- [Given instruction 1]: In the forum thread about the upcoming PIXMA Pro printer, which printer does RGF currently own?

- [Text provided]:
____

Yes I would love to replace my workhorse Pro -100 with a 17" model and Canon please give us larger ink tanks.


----------



## JonAustin (Sep 3, 2015)

*Re: New PIXMA Pro Printer Coming [CR2]*



lglass12189 said:


> Yes I would love to replace my workhorse Pro -100 with a 17" model and Canon please give us larger ink tanks.



+1 on the larger ink tanks!

My Canon Pro-100 more than meets my inkjet printing needs; I love its print quality, flexibility and wireless capabilities. In fact, I've bought a few on special / out of kits for less than it costs to buy a complete set of ink tanks, just to scavenge the tanks, and then gave away the printers. But it will be interesting to see what they announce.


----------



## RGF (Sep 3, 2015)

*Re: New PIXMA Pro Printer Coming [CR2]*

I currently have an Epson 4880 and would like to upgrade to a 24" printer. With the new print technology coming out from both Canon and Epson I will sit tight and wait and see.


----------



## DanN (Sep 3, 2015)

*Re: New PIXMA Pro Printer Coming [CR2]*

Given that Canon has flooded the market with cheap PIXMA PRO 100s from their current rebate deals, I wonder how much demand there will be for a New & Improved! printer. A new printer showed up with my new 7D MkII so now I have a (huge) spare printer taking up space along with all the other printers I've acquired over the years.


----------



## keithcooper (Sep 3, 2015)

*What's on the way...*

Many parts of Canon have been asking Japan where the 17 inch printer was for quite a while ;-) 

Leaving the iPF5100 as the only 17" option whilst the larger printers went to the x300 and x400 range always seemed a big gap in the range.

When the PRO-1 gets a revamp, I'd like to see attention to its paper handling failings - margins on art papers, and rather small maximum page length. Larger ink carts would be good, although if they bring in a 17" model, reckon on it having larger ink tanks as a 'plus feature'.

The larger iPF printers (x400 range) are currently being widely discounted, so maybe we'll see some new large format printers shipping next year to go up against whatever appears in the SureColor range from Epson ;-)

____

- [Records supplied]:
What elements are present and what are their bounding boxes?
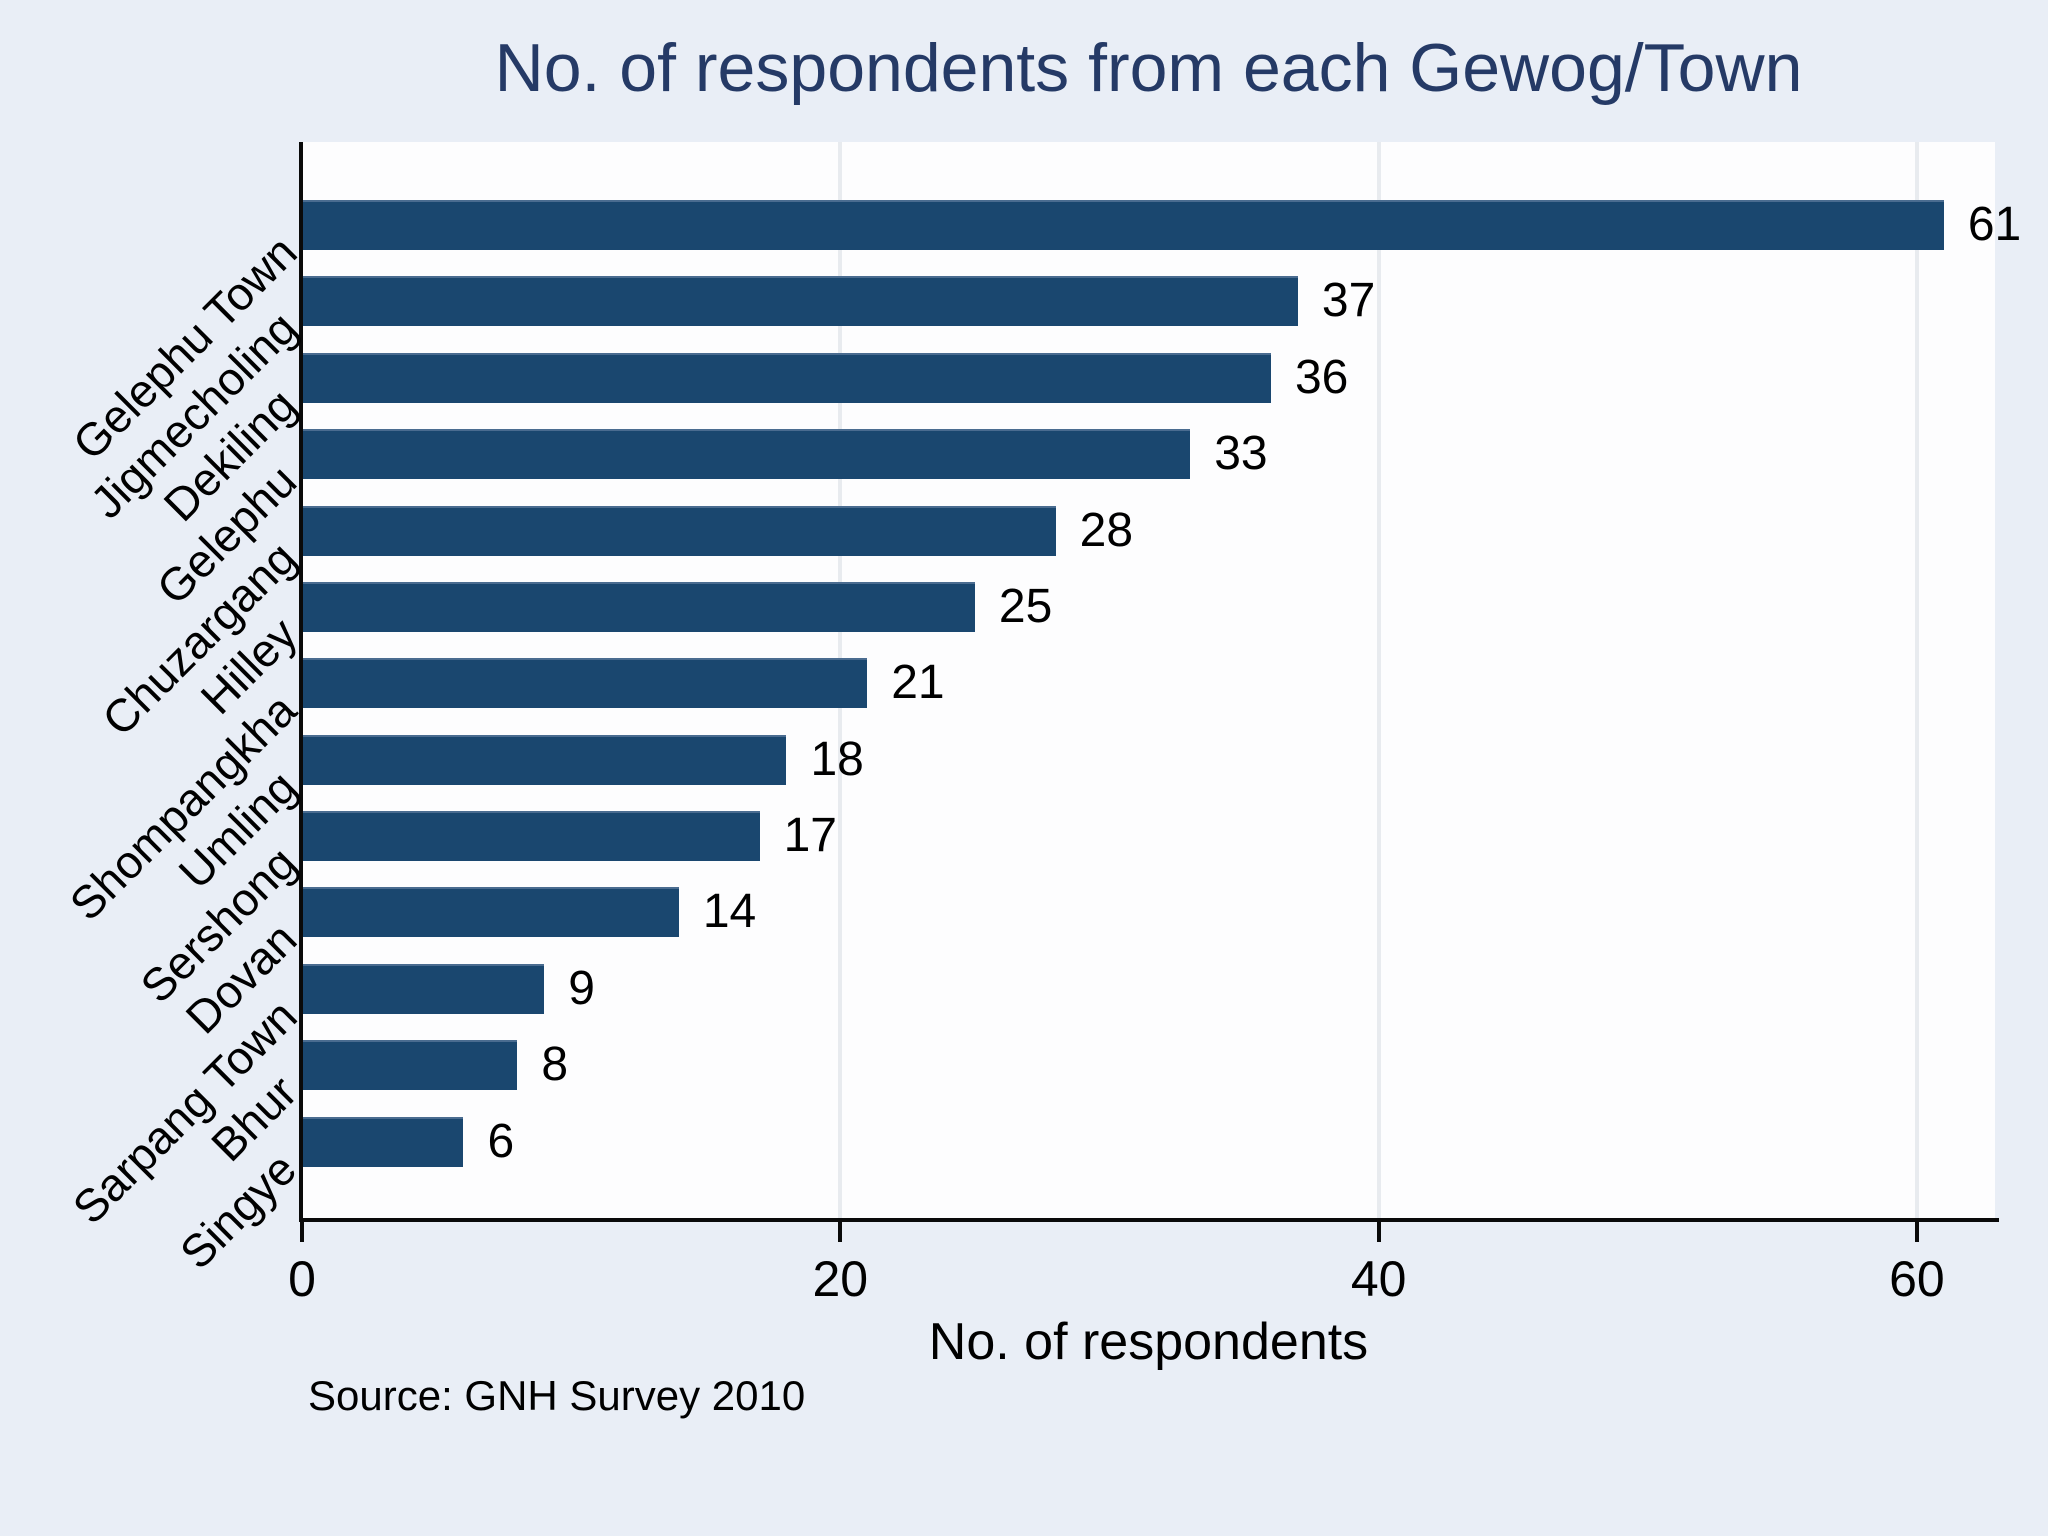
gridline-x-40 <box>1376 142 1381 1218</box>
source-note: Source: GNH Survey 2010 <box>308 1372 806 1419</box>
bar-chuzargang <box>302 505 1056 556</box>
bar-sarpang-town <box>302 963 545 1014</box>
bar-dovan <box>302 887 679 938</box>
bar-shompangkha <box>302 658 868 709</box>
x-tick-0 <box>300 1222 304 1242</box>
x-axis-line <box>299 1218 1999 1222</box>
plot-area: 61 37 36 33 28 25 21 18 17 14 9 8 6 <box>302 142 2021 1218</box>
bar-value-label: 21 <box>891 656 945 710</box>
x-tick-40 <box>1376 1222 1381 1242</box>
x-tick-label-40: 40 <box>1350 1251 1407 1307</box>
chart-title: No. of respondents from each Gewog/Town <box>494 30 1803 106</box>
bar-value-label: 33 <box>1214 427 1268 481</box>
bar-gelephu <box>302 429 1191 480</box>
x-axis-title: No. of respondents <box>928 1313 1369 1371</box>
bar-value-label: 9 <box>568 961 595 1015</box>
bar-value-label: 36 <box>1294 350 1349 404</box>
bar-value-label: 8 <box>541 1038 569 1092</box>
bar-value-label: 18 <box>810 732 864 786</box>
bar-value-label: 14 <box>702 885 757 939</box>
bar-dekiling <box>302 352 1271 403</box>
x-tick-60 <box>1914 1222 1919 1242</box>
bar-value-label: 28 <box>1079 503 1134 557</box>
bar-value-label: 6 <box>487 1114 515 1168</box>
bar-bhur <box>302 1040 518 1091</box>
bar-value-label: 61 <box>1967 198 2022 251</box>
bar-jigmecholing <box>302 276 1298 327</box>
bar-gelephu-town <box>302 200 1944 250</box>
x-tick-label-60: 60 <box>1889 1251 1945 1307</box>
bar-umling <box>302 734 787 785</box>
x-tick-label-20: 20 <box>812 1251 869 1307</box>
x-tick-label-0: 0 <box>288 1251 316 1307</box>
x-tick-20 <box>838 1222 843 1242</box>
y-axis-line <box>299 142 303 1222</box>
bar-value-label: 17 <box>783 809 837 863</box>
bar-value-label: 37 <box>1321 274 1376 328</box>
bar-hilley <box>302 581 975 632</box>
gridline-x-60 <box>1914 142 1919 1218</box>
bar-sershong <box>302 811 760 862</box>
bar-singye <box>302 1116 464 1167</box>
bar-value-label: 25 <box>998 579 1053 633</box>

____

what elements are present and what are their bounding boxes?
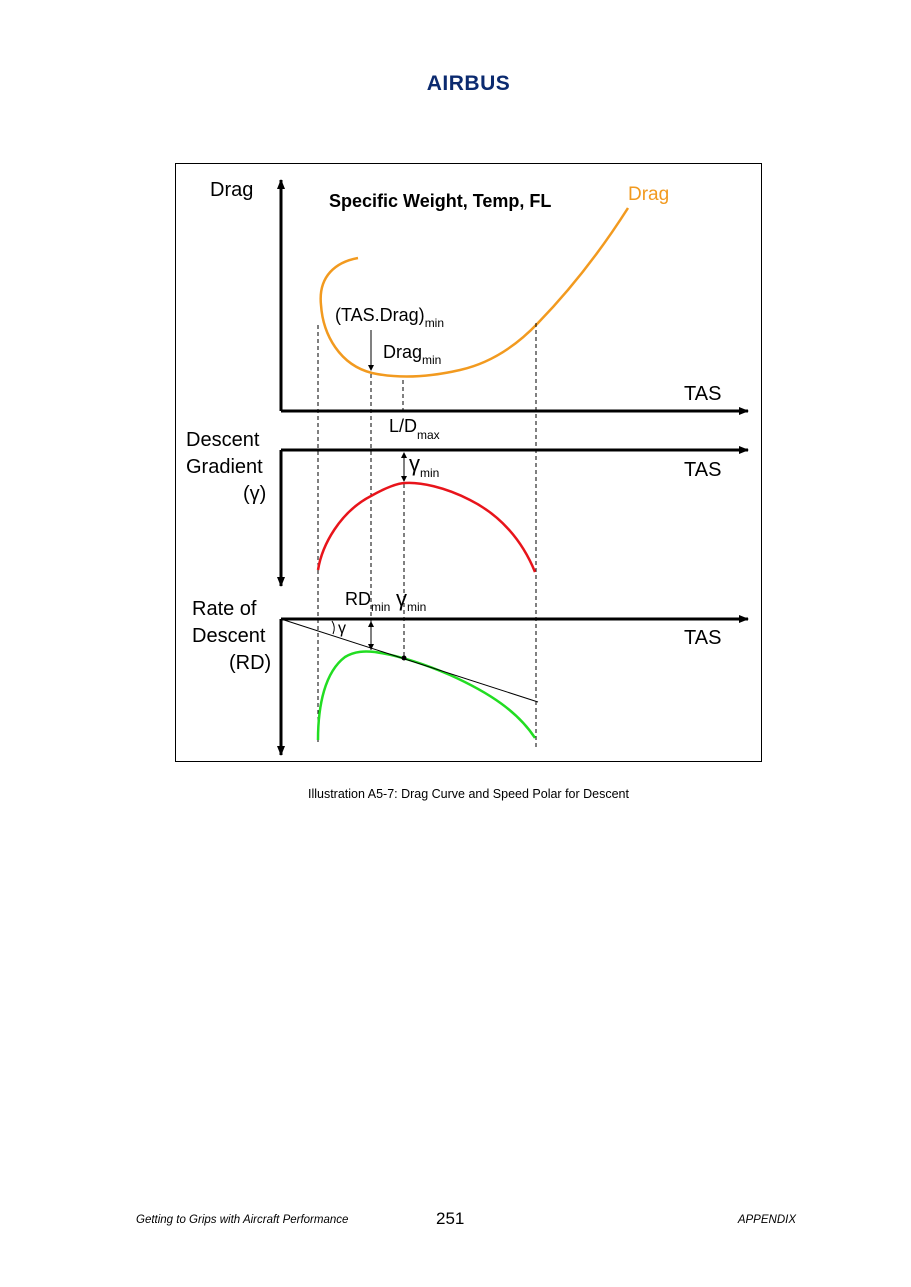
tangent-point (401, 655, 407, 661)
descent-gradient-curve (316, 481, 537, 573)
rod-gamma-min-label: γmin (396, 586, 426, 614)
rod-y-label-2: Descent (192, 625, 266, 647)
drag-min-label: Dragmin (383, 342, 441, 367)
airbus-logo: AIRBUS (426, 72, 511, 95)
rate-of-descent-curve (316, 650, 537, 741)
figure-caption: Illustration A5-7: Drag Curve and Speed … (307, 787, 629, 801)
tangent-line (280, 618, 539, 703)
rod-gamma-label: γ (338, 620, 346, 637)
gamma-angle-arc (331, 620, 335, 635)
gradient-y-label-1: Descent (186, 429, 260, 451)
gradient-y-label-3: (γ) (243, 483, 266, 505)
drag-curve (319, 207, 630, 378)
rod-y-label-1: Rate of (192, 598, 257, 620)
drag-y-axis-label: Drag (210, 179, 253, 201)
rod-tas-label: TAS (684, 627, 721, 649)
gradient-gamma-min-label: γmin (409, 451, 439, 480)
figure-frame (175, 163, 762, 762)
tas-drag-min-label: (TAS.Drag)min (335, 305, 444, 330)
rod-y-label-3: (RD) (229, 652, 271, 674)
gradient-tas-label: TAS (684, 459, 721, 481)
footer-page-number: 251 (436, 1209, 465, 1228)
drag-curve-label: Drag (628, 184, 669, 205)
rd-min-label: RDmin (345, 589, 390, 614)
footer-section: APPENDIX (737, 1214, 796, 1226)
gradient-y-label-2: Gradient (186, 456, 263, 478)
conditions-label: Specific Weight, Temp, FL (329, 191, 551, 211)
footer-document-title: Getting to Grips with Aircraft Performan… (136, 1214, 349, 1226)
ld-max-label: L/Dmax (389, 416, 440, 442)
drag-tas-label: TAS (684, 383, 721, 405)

____

- [Given instruction 2]: Turn everything in the records from the line containing "tangent-point (401, 655, 407, 661)" down to the line containing "drag-tas-label: TAS (684, 383, 721, 405)", both included, into a numbered list, omitting any blank lines.

- [Full response 1]: An Epson 4880.

- [Full response 2]:
1. tangent-point (401, 655, 407, 661)
2. descent-gradient-curve (316, 481, 537, 573)
3. rod-gamma-min-label: γmin (396, 586, 426, 614)
4. rod-y-label-2: Descent (192, 625, 266, 647)
5. drag-min-label: Dragmin (383, 342, 441, 367)
6. airbus-logo: AIRBUS (426, 72, 511, 95)
7. rate-of-descent-curve (316, 650, 537, 741)
8. figure-caption: Illustration A5-7: Drag Curve and Speed … (307, 787, 629, 801)
9. tangent-line (280, 618, 539, 703)
10. rod-gamma-label: γ (338, 620, 346, 637)
11. gamma-angle-arc (331, 620, 335, 635)
12. gradient-y-label-1: Descent (186, 429, 260, 451)
13. gradient-y-label-3: (γ) (243, 483, 266, 505)
14. drag-curve (319, 207, 630, 378)
15. rod-y-label-1: Rate of (192, 598, 257, 620)
16. drag-y-axis-label: Drag (210, 179, 253, 201)
17. rod-tas-label: TAS (684, 627, 721, 649)
18. gradient-gamma-min-label: γmin (409, 451, 439, 480)
19. figure-frame (175, 163, 762, 762)
20. tas-drag-min-label: (TAS.Drag)min (335, 305, 444, 330)
21. rod-y-label-3: (RD) (229, 652, 271, 674)
22. gradient-tas-label: TAS (684, 459, 721, 481)
23. footer-page-number: 251 (436, 1209, 465, 1228)
24. drag-curve-label: Drag (628, 184, 669, 205)
25. rd-min-label: RDmin (345, 589, 390, 614)
26. footer-section: APPENDIX (737, 1214, 796, 1226)
27. gradient-y-label-2: Gradient (186, 456, 263, 478)
28. conditions-label: Specific Weight, Temp, FL (329, 191, 551, 211)
29. footer-document-title: Getting to Grips with Aircraft Performan… (136, 1214, 349, 1226)
30. ld-max-label: L/Dmax (389, 416, 440, 442)
31. drag-tas-label: TAS (684, 383, 721, 405)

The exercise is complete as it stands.